— start DATA FOR THIS EXERCISE —

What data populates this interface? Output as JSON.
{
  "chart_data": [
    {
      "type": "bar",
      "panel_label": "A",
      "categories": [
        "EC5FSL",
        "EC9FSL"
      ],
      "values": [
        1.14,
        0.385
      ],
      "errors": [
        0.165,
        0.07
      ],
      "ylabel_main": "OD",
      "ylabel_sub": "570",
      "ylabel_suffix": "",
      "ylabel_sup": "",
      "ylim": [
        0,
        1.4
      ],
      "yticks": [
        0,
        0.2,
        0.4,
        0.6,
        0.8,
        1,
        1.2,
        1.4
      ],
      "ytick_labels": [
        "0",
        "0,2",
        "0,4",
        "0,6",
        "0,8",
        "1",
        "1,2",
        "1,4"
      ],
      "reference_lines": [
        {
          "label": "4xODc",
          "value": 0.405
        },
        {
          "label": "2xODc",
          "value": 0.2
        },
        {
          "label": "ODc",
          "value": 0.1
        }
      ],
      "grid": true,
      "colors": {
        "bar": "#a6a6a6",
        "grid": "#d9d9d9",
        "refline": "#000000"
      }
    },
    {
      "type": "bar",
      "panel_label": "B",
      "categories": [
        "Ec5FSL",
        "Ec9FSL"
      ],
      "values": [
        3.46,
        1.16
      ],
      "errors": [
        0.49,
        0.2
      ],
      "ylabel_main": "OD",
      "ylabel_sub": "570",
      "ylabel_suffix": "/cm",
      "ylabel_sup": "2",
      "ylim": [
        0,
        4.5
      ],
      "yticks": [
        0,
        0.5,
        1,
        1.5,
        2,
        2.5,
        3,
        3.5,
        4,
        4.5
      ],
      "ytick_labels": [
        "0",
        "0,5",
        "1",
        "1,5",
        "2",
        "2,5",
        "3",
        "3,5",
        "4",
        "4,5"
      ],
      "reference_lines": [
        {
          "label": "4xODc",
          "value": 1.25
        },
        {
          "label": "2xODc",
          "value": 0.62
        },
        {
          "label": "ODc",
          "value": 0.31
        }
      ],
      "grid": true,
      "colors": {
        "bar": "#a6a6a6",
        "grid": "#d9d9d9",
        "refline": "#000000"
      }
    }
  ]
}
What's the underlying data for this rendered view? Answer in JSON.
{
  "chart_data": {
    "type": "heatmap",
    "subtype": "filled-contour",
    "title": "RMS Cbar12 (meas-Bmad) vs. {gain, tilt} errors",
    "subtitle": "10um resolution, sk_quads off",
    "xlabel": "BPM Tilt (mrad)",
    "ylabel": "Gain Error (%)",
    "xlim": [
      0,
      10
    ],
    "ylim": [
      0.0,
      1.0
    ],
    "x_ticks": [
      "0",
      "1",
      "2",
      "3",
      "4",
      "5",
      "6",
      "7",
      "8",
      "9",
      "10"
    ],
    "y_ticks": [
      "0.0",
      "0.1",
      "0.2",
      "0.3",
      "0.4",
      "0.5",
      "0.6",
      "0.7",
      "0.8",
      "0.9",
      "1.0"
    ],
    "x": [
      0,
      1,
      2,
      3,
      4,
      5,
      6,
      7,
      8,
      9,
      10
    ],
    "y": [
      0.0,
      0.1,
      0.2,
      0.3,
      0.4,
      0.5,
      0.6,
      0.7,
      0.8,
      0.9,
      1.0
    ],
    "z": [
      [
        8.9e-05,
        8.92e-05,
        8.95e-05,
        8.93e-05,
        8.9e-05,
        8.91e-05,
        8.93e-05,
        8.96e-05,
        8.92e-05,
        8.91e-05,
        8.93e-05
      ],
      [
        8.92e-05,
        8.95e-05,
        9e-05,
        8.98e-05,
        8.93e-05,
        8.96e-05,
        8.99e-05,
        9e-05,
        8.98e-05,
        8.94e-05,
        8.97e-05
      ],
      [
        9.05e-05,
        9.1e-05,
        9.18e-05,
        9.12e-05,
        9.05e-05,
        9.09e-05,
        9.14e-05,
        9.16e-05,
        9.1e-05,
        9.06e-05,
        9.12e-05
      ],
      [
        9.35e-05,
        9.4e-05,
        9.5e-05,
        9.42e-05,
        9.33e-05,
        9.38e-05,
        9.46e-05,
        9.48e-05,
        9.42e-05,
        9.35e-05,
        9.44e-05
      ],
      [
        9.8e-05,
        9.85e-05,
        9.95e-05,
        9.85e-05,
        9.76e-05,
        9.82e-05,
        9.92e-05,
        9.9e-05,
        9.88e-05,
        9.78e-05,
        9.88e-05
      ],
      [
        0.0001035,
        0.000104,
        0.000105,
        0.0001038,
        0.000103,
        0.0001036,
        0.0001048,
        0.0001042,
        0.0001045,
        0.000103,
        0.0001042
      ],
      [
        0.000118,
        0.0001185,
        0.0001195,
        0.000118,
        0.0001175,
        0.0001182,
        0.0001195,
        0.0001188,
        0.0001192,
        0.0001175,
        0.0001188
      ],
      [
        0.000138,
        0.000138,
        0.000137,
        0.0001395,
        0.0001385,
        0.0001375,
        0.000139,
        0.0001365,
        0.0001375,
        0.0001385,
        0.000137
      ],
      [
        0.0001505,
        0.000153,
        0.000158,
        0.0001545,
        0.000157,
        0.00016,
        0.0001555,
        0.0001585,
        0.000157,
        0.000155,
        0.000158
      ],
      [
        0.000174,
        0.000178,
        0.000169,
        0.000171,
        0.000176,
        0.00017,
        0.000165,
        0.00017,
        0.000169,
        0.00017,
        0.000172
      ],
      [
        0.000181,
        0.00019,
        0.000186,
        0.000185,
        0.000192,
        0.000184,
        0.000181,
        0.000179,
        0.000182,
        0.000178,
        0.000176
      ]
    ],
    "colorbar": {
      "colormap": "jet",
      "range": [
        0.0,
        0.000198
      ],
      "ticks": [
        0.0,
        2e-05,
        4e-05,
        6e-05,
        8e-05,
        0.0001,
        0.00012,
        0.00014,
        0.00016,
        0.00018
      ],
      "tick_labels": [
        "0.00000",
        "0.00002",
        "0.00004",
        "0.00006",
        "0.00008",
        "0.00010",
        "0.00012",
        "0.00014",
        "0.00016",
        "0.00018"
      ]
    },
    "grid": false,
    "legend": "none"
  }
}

— end DATA FOR THIS EXERCISE —

§ **DO THIS**:
Restate all of the entries above precisely.

§ **ANSWER TO THIS PROBLEM**:
What data populates this interface? Output as JSON.
{
  "chart_data": [
    {
      "type": "bar",
      "panel_label": "A",
      "categories": [
        "EC5FSL",
        "EC9FSL"
      ],
      "values": [
        1.14,
        0.385
      ],
      "errors": [
        0.165,
        0.07
      ],
      "ylabel_main": "OD",
      "ylabel_sub": "570",
      "ylabel_suffix": "",
      "ylabel_sup": "",
      "ylim": [
        0,
        1.4
      ],
      "yticks": [
        0,
        0.2,
        0.4,
        0.6,
        0.8,
        1,
        1.2,
        1.4
      ],
      "ytick_labels": [
        "0",
        "0,2",
        "0,4",
        "0,6",
        "0,8",
        "1",
        "1,2",
        "1,4"
      ],
      "reference_lines": [
        {
          "label": "4xODc",
          "value": 0.405
        },
        {
          "label": "2xODc",
          "value": 0.2
        },
        {
          "label": "ODc",
          "value": 0.1
        }
      ],
      "grid": true,
      "colors": {
        "bar": "#a6a6a6",
        "grid": "#d9d9d9",
        "refline": "#000000"
      }
    },
    {
      "type": "bar",
      "panel_label": "B",
      "categories": [
        "Ec5FSL",
        "Ec9FSL"
      ],
      "values": [
        3.46,
        1.16
      ],
      "errors": [
        0.49,
        0.2
      ],
      "ylabel_main": "OD",
      "ylabel_sub": "570",
      "ylabel_suffix": "/cm",
      "ylabel_sup": "2",
      "ylim": [
        0,
        4.5
      ],
      "yticks": [
        0,
        0.5,
        1,
        1.5,
        2,
        2.5,
        3,
        3.5,
        4,
        4.5
      ],
      "ytick_labels": [
        "0",
        "0,5",
        "1",
        "1,5",
        "2",
        "2,5",
        "3",
        "3,5",
        "4",
        "4,5"
      ],
      "reference_lines": [
        {
          "label": "4xODc",
          "value": 1.25
        },
        {
          "label": "2xODc",
          "value": 0.62
        },
        {
          "label": "ODc",
          "value": 0.31
        }
      ],
      "grid": true,
      "colors": {
        "bar": "#a6a6a6",
        "grid": "#d9d9d9",
        "refline": "#000000"
      }
    }
  ]
}
What's the underlying data for this rendered view? Answer in JSON.
{
  "chart_data": {
    "type": "heatmap",
    "subtype": "filled-contour",
    "title": "RMS Cbar12 (meas-Bmad) vs. {gain, tilt} errors",
    "subtitle": "10um resolution, sk_quads off",
    "xlabel": "BPM Tilt (mrad)",
    "ylabel": "Gain Error (%)",
    "xlim": [
      0,
      10
    ],
    "ylim": [
      0.0,
      1.0
    ],
    "x_ticks": [
      "0",
      "1",
      "2",
      "3",
      "4",
      "5",
      "6",
      "7",
      "8",
      "9",
      "10"
    ],
    "y_ticks": [
      "0.0",
      "0.1",
      "0.2",
      "0.3",
      "0.4",
      "0.5",
      "0.6",
      "0.7",
      "0.8",
      "0.9",
      "1.0"
    ],
    "x": [
      0,
      1,
      2,
      3,
      4,
      5,
      6,
      7,
      8,
      9,
      10
    ],
    "y": [
      0.0,
      0.1,
      0.2,
      0.3,
      0.4,
      0.5,
      0.6,
      0.7,
      0.8,
      0.9,
      1.0
    ],
    "z": [
      [
        8.9e-05,
        8.92e-05,
        8.95e-05,
        8.93e-05,
        8.9e-05,
        8.91e-05,
        8.93e-05,
        8.96e-05,
        8.92e-05,
        8.91e-05,
        8.93e-05
      ],
      [
        8.92e-05,
        8.95e-05,
        9e-05,
        8.98e-05,
        8.93e-05,
        8.96e-05,
        8.99e-05,
        9e-05,
        8.98e-05,
        8.94e-05,
        8.97e-05
      ],
      [
        9.05e-05,
        9.1e-05,
        9.18e-05,
        9.12e-05,
        9.05e-05,
        9.09e-05,
        9.14e-05,
        9.16e-05,
        9.1e-05,
        9.06e-05,
        9.12e-05
      ],
      [
        9.35e-05,
        9.4e-05,
        9.5e-05,
        9.42e-05,
        9.33e-05,
        9.38e-05,
        9.46e-05,
        9.48e-05,
        9.42e-05,
        9.35e-05,
        9.44e-05
      ],
      [
        9.8e-05,
        9.85e-05,
        9.95e-05,
        9.85e-05,
        9.76e-05,
        9.82e-05,
        9.92e-05,
        9.9e-05,
        9.88e-05,
        9.78e-05,
        9.88e-05
      ],
      [
        0.0001035,
        0.000104,
        0.000105,
        0.0001038,
        0.000103,
        0.0001036,
        0.0001048,
        0.0001042,
        0.0001045,
        0.000103,
        0.0001042
      ],
      [
        0.000118,
        0.0001185,
        0.0001195,
        0.000118,
        0.0001175,
        0.0001182,
        0.0001195,
        0.0001188,
        0.0001192,
        0.0001175,
        0.0001188
      ],
      [
        0.000138,
        0.000138,
        0.000137,
        0.0001395,
        0.0001385,
        0.0001375,
        0.000139,
        0.0001365,
        0.0001375,
        0.0001385,
        0.000137
      ],
      [
        0.0001505,
        0.000153,
        0.000158,
        0.0001545,
        0.000157,
        0.00016,
        0.0001555,
        0.0001585,
        0.000157,
        0.000155,
        0.000158
      ],
      [
        0.000174,
        0.000178,
        0.000169,
        0.000171,
        0.000176,
        0.00017,
        0.000165,
        0.00017,
        0.000169,
        0.00017,
        0.000172
      ],
      [
        0.000181,
        0.00019,
        0.000186,
        0.000185,
        0.000192,
        0.000184,
        0.000181,
        0.000179,
        0.000182,
        0.000178,
        0.000176
      ]
    ],
    "colorbar": {
      "colormap": "jet",
      "range": [
        0.0,
        0.000198
      ],
      "ticks": [
        0.0,
        2e-05,
        4e-05,
        6e-05,
        8e-05,
        0.0001,
        0.00012,
        0.00014,
        0.00016,
        0.00018
      ],
      "tick_labels": [
        "0.00000",
        "0.00002",
        "0.00004",
        "0.00006",
        "0.00008",
        "0.00010",
        "0.00012",
        "0.00014",
        "0.00016",
        "0.00018"
      ]
    },
    "grid": false,
    "legend": "none"
  }
}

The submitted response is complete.